#### Dataset excerpts

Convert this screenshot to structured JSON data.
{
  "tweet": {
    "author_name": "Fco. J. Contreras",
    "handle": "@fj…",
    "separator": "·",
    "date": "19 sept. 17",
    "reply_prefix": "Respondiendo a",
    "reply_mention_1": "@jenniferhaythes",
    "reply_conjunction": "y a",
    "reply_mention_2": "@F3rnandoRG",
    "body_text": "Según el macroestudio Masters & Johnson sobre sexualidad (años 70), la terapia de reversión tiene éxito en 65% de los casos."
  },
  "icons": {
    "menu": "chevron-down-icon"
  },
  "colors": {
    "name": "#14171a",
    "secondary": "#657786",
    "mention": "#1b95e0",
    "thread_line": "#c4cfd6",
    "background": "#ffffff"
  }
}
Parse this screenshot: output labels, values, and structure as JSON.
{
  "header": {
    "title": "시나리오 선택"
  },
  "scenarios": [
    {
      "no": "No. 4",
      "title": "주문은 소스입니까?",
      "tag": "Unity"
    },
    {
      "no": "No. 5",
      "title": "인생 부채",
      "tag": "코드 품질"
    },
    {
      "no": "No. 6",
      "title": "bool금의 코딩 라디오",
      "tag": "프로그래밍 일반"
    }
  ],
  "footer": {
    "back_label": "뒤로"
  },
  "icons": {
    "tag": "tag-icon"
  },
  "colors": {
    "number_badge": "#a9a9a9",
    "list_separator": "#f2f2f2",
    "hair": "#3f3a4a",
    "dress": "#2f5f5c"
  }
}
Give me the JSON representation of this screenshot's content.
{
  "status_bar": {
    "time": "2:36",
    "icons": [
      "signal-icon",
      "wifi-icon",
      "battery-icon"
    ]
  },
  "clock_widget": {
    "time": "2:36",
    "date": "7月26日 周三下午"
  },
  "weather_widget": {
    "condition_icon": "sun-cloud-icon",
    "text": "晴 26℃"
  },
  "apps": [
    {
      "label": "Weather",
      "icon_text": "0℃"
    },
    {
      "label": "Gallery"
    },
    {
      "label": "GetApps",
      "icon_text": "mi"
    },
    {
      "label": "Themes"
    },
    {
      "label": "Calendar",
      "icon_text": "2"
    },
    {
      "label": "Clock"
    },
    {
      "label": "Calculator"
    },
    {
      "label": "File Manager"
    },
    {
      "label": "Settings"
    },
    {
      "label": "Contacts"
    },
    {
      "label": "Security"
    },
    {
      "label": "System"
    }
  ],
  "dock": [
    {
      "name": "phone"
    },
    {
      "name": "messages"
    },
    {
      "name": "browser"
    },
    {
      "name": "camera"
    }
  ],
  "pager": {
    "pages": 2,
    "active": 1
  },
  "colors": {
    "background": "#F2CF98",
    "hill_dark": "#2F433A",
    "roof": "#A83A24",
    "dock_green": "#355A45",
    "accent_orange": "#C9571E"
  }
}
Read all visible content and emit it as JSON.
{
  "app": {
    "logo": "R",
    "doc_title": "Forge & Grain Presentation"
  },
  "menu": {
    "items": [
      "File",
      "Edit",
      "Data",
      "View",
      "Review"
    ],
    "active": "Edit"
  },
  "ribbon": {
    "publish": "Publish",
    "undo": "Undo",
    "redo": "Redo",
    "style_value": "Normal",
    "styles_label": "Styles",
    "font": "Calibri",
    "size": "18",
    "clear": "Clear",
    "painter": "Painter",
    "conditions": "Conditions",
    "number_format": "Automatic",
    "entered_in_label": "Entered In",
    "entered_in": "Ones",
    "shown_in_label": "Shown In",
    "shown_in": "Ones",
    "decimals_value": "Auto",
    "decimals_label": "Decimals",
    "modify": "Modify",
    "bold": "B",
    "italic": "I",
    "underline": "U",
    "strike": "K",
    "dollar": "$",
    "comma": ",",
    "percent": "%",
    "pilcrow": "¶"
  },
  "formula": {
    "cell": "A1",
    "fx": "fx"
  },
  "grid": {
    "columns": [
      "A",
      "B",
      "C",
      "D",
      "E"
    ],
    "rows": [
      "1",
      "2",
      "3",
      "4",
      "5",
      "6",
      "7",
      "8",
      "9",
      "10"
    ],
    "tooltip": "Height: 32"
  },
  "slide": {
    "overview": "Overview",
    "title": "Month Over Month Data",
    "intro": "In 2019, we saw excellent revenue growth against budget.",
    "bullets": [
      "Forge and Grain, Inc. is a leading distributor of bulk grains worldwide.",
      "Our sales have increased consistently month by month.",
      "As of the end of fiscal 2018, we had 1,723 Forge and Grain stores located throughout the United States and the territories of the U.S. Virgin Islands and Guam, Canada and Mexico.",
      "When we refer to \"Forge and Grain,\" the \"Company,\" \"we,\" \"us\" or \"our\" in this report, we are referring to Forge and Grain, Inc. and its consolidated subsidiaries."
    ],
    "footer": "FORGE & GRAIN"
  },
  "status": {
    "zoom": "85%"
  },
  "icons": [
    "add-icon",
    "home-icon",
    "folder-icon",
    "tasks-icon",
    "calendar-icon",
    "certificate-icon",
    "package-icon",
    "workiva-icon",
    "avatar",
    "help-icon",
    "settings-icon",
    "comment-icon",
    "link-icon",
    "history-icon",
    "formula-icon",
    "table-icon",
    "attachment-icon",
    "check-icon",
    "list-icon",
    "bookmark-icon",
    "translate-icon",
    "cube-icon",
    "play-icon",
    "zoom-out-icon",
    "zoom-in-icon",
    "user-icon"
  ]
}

########

Above are the records; retype them all without a single difference.

Convert this screenshot to structured JSON data.
{
  "tweet": {
    "author_name": "Fco. J. Contreras",
    "handle": "@fj…",
    "separator": "·",
    "date": "19 sept. 17",
    "reply_prefix": "Respondiendo a",
    "reply_mention_1": "@jenniferhaythes",
    "reply_conjunction": "y a",
    "reply_mention_2": "@F3rnandoRG",
    "body_text": "Según el macroestudio Masters & Johnson sobre sexualidad (años 70), la terapia de reversión tiene éxito en 65% de los casos."
  },
  "icons": {
    "menu": "chevron-down-icon"
  },
  "colors": {
    "name": "#14171a",
    "secondary": "#657786",
    "mention": "#1b95e0",
    "thread_line": "#c4cfd6",
    "background": "#ffffff"
  }
}
Parse this screenshot: output labels, values, and structure as JSON.
{
  "header": {
    "title": "시나리오 선택"
  },
  "scenarios": [
    {
      "no": "No. 4",
      "title": "주문은 소스입니까?",
      "tag": "Unity"
    },
    {
      "no": "No. 5",
      "title": "인생 부채",
      "tag": "코드 품질"
    },
    {
      "no": "No. 6",
      "title": "bool금의 코딩 라디오",
      "tag": "프로그래밍 일반"
    }
  ],
  "footer": {
    "back_label": "뒤로"
  },
  "icons": {
    "tag": "tag-icon"
  },
  "colors": {
    "number_badge": "#a9a9a9",
    "list_separator": "#f2f2f2",
    "hair": "#3f3a4a",
    "dress": "#2f5f5c"
  }
}
Give me the JSON representation of this screenshot's content.
{
  "status_bar": {
    "time": "2:36",
    "icons": [
      "signal-icon",
      "wifi-icon",
      "battery-icon"
    ]
  },
  "clock_widget": {
    "time": "2:36",
    "date": "7月26日 周三下午"
  },
  "weather_widget": {
    "condition_icon": "sun-cloud-icon",
    "text": "晴 26℃"
  },
  "apps": [
    {
      "label": "Weather",
      "icon_text": "0℃"
    },
    {
      "label": "Gallery"
    },
    {
      "label": "GetApps",
      "icon_text": "mi"
    },
    {
      "label": "Themes"
    },
    {
      "label": "Calendar",
      "icon_text": "2"
    },
    {
      "label": "Clock"
    },
    {
      "label": "Calculator"
    },
    {
      "label": "File Manager"
    },
    {
      "label": "Settings"
    },
    {
      "label": "Contacts"
    },
    {
      "label": "Security"
    },
    {
      "label": "System"
    }
  ],
  "dock": [
    {
      "name": "phone"
    },
    {
      "name": "messages"
    },
    {
      "name": "browser"
    },
    {
      "name": "camera"
    }
  ],
  "pager": {
    "pages": 2,
    "active": 1
  },
  "colors": {
    "background": "#F2CF98",
    "hill_dark": "#2F433A",
    "roof": "#A83A24",
    "dock_green": "#355A45",
    "accent_orange": "#C9571E"
  }
}
Read all visible content and emit it as JSON.
{
  "app": {
    "logo": "R",
    "doc_title": "Forge & Grain Presentation"
  },
  "menu": {
    "items": [
      "File",
      "Edit",
      "Data",
      "View",
      "Review"
    ],
    "active": "Edit"
  },
  "ribbon": {
    "publish": "Publish",
    "undo": "Undo",
    "redo": "Redo",
    "style_value": "Normal",
    "styles_label": "Styles",
    "font": "Calibri",
    "size": "18",
    "clear": "Clear",
    "painter": "Painter",
    "conditions": "Conditions",
    "number_format": "Automatic",
    "entered_in_label": "Entered In",
    "entered_in": "Ones",
    "shown_in_label": "Shown In",
    "shown_in": "Ones",
    "decimals_value": "Auto",
    "decimals_label": "Decimals",
    "modify": "Modify",
    "bold": "B",
    "italic": "I",
    "underline": "U",
    "strike": "K",
    "dollar": "$",
    "comma": ",",
    "percent": "%",
    "pilcrow": "¶"
  },
  "formula": {
    "cell": "A1",
    "fx": "fx"
  },
  "grid": {
    "columns": [
      "A",
      "B",
      "C",
      "D",
      "E"
    ],
    "rows": [
      "1",
      "2",
      "3",
      "4",
      "5",
      "6",
      "7",
      "8",
      "9",
      "10"
    ],
    "tooltip": "Height: 32"
  },
  "slide": {
    "overview": "Overview",
    "title": "Month Over Month Data",
    "intro": "In 2019, we saw excellent revenue growth against budget.",
    "bullets": [
      "Forge and Grain, Inc. is a leading distributor of bulk grains worldwide.",
      "Our sales have increased consistently month by month.",
      "As of the end of fiscal 2018, we had 1,723 Forge and Grain stores located throughout the United States and the territories of the U.S. Virgin Islands and Guam, Canada and Mexico.",
      "When we refer to \"Forge and Grain,\" the \"Company,\" \"we,\" \"us\" or \"our\" in this report, we are referring to Forge and Grain, Inc. and its consolidated subsidiaries."
    ],
    "footer": "FORGE & GRAIN"
  },
  "status": {
    "zoom": "85%"
  },
  "icons": [
    "add-icon",
    "home-icon",
    "folder-icon",
    "tasks-icon",
    "calendar-icon",
    "certificate-icon",
    "package-icon",
    "workiva-icon",
    "avatar",
    "help-icon",
    "settings-icon",
    "comment-icon",
    "link-icon",
    "history-icon",
    "formula-icon",
    "table-icon",
    "attachment-icon",
    "check-icon",
    "list-icon",
    "bookmark-icon",
    "translate-icon",
    "cube-icon",
    "play-icon",
    "zoom-out-icon",
    "zoom-in-icon",
    "user-icon"
  ]
}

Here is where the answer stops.